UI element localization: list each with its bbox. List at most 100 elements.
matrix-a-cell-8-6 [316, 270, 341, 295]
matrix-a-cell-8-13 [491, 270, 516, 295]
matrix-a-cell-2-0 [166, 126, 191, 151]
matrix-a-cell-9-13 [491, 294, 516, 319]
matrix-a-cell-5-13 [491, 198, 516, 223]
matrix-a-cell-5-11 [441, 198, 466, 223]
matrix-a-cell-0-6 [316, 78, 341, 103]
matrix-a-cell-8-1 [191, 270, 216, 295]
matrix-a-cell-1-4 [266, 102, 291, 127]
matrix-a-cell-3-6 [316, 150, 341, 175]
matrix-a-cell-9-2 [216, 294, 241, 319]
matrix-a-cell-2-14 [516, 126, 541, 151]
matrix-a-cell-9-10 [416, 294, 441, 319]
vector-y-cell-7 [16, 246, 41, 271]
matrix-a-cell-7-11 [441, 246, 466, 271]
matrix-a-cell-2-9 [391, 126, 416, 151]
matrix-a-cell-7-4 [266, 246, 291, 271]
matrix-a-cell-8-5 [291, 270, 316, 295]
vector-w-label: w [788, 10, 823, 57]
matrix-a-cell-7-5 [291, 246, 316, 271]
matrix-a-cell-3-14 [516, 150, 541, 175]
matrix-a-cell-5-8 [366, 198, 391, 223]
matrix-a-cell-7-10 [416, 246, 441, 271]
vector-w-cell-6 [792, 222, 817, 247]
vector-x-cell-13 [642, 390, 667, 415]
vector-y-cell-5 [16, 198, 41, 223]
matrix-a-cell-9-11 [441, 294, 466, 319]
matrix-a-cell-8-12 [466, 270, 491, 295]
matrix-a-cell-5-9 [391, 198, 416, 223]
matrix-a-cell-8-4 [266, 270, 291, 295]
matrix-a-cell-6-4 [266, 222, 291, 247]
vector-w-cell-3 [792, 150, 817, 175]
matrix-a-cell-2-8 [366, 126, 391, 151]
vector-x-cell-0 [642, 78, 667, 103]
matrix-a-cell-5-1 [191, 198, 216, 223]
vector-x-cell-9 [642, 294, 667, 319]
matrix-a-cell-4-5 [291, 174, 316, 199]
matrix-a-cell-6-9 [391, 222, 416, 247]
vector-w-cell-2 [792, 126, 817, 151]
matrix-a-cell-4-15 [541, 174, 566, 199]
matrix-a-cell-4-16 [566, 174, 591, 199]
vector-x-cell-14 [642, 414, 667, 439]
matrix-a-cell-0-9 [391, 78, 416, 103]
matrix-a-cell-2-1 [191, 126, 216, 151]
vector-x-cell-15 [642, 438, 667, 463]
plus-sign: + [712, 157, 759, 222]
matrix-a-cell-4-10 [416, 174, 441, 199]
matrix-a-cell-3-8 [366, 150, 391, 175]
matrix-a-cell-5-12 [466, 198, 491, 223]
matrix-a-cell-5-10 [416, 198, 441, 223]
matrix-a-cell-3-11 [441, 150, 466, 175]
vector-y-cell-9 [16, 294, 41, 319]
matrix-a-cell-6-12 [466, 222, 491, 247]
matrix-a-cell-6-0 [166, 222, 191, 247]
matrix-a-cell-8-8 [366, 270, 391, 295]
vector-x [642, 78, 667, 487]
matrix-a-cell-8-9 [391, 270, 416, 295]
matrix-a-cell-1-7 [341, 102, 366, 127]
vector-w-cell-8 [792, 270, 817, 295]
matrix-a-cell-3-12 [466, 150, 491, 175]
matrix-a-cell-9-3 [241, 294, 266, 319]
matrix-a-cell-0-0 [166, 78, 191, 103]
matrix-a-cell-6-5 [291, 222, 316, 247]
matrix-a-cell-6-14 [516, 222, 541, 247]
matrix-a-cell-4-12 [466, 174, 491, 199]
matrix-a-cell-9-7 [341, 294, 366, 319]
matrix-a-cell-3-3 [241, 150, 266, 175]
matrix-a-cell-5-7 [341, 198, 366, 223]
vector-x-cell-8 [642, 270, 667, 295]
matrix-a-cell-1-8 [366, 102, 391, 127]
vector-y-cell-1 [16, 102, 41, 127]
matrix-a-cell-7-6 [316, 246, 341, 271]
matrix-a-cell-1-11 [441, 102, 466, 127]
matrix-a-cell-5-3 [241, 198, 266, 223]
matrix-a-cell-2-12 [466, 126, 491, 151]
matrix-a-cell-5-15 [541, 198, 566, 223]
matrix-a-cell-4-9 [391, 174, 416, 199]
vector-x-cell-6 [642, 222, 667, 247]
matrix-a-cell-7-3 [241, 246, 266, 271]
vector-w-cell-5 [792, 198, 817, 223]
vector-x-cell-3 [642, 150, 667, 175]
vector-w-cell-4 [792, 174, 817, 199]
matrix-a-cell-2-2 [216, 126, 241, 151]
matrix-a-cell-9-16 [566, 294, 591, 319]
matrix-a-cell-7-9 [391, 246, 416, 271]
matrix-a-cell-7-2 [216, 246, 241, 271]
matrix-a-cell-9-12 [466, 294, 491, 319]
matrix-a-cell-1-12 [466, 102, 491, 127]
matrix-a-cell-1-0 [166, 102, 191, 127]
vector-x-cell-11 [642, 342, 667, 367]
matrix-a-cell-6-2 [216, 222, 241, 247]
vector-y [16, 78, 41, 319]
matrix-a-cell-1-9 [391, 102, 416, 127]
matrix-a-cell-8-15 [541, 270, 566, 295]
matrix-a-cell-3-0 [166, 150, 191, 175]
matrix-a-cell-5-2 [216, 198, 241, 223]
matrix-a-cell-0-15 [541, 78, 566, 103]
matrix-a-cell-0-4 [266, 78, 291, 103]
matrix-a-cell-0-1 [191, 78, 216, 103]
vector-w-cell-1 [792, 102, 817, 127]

-- Exercise requirements --
Reproduce every one of the entries above verbatim, line for line.

-- Solution to this exercise --
UI element localization: list each with its bbox. List at most 100 elements.
matrix-a-cell-8-6 [316, 270, 341, 295]
matrix-a-cell-8-13 [491, 270, 516, 295]
matrix-a-cell-2-0 [166, 126, 191, 151]
matrix-a-cell-9-13 [491, 294, 516, 319]
matrix-a-cell-5-13 [491, 198, 516, 223]
matrix-a-cell-5-11 [441, 198, 466, 223]
matrix-a-cell-0-6 [316, 78, 341, 103]
matrix-a-cell-8-1 [191, 270, 216, 295]
matrix-a-cell-1-4 [266, 102, 291, 127]
matrix-a-cell-3-6 [316, 150, 341, 175]
matrix-a-cell-9-2 [216, 294, 241, 319]
matrix-a-cell-2-14 [516, 126, 541, 151]
matrix-a-cell-9-10 [416, 294, 441, 319]
vector-y-cell-7 [16, 246, 41, 271]
matrix-a-cell-7-11 [441, 246, 466, 271]
matrix-a-cell-2-9 [391, 126, 416, 151]
matrix-a-cell-7-4 [266, 246, 291, 271]
matrix-a-cell-8-5 [291, 270, 316, 295]
vector-w-label: w [788, 10, 823, 57]
matrix-a-cell-7-5 [291, 246, 316, 271]
matrix-a-cell-3-14 [516, 150, 541, 175]
matrix-a-cell-5-8 [366, 198, 391, 223]
matrix-a-cell-7-10 [416, 246, 441, 271]
vector-w-cell-6 [792, 222, 817, 247]
vector-x-cell-13 [642, 390, 667, 415]
vector-y-cell-5 [16, 198, 41, 223]
matrix-a-cell-9-11 [441, 294, 466, 319]
matrix-a-cell-8-12 [466, 270, 491, 295]
matrix-a-cell-5-9 [391, 198, 416, 223]
matrix-a-cell-8-4 [266, 270, 291, 295]
matrix-a-cell-6-4 [266, 222, 291, 247]
vector-w-cell-3 [792, 150, 817, 175]
matrix-a-cell-2-8 [366, 126, 391, 151]
vector-x-cell-0 [642, 78, 667, 103]
matrix-a-cell-5-1 [191, 198, 216, 223]
vector-x-cell-9 [642, 294, 667, 319]
matrix-a-cell-4-5 [291, 174, 316, 199]
matrix-a-cell-6-9 [391, 222, 416, 247]
vector-w-cell-2 [792, 126, 817, 151]
matrix-a-cell-4-15 [541, 174, 566, 199]
matrix-a-cell-4-16 [566, 174, 591, 199]
vector-x-cell-14 [642, 414, 667, 439]
matrix-a-cell-0-9 [391, 78, 416, 103]
matrix-a-cell-2-1 [191, 126, 216, 151]
vector-x-cell-15 [642, 438, 667, 463]
plus-sign: + [712, 157, 759, 222]
matrix-a-cell-4-10 [416, 174, 441, 199]
matrix-a-cell-3-8 [366, 150, 391, 175]
matrix-a-cell-5-12 [466, 198, 491, 223]
matrix-a-cell-5-10 [416, 198, 441, 223]
matrix-a-cell-3-11 [441, 150, 466, 175]
vector-y-cell-9 [16, 294, 41, 319]
matrix-a-cell-6-12 [466, 222, 491, 247]
matrix-a-cell-6-0 [166, 222, 191, 247]
matrix-a-cell-8-8 [366, 270, 391, 295]
vector-x [642, 78, 667, 487]
matrix-a-cell-8-9 [391, 270, 416, 295]
matrix-a-cell-1-7 [341, 102, 366, 127]
vector-w-cell-8 [792, 270, 817, 295]
matrix-a-cell-3-12 [466, 150, 491, 175]
matrix-a-cell-9-3 [241, 294, 266, 319]
matrix-a-cell-0-0 [166, 78, 191, 103]
matrix-a-cell-6-5 [291, 222, 316, 247]
matrix-a-cell-6-14 [516, 222, 541, 247]
matrix-a-cell-4-12 [466, 174, 491, 199]
matrix-a-cell-9-7 [341, 294, 366, 319]
matrix-a-cell-3-3 [241, 150, 266, 175]
matrix-a-cell-5-7 [341, 198, 366, 223]
vector-x-cell-8 [642, 270, 667, 295]
matrix-a-cell-1-8 [366, 102, 391, 127]
vector-y-cell-1 [16, 102, 41, 127]
matrix-a-cell-7-6 [316, 246, 341, 271]
matrix-a-cell-1-11 [441, 102, 466, 127]
matrix-a-cell-5-3 [241, 198, 266, 223]
matrix-a-cell-2-12 [466, 126, 491, 151]
matrix-a-cell-5-15 [541, 198, 566, 223]
matrix-a-cell-4-9 [391, 174, 416, 199]
vector-x-cell-6 [642, 222, 667, 247]
matrix-a-cell-7-3 [241, 246, 266, 271]
vector-w-cell-5 [792, 198, 817, 223]
vector-x-cell-3 [642, 150, 667, 175]
vector-w-cell-4 [792, 174, 817, 199]
matrix-a-cell-2-2 [216, 126, 241, 151]
matrix-a-cell-9-16 [566, 294, 591, 319]
matrix-a-cell-7-9 [391, 246, 416, 271]
matrix-a-cell-7-2 [216, 246, 241, 271]
matrix-a-cell-9-12 [466, 294, 491, 319]
matrix-a-cell-1-12 [466, 102, 491, 127]
matrix-a-cell-1-0 [166, 102, 191, 127]
vector-x-cell-11 [642, 342, 667, 367]
matrix-a-cell-6-2 [216, 222, 241, 247]
vector-y [16, 78, 41, 319]
matrix-a-cell-1-9 [391, 102, 416, 127]
matrix-a-cell-8-15 [541, 270, 566, 295]
matrix-a-cell-3-0 [166, 150, 191, 175]
matrix-a-cell-5-2 [216, 198, 241, 223]
matrix-a-cell-0-15 [541, 78, 566, 103]
matrix-a-cell-0-4 [266, 78, 291, 103]
matrix-a-cell-0-1 [191, 78, 216, 103]
vector-w-cell-1 [792, 102, 817, 127]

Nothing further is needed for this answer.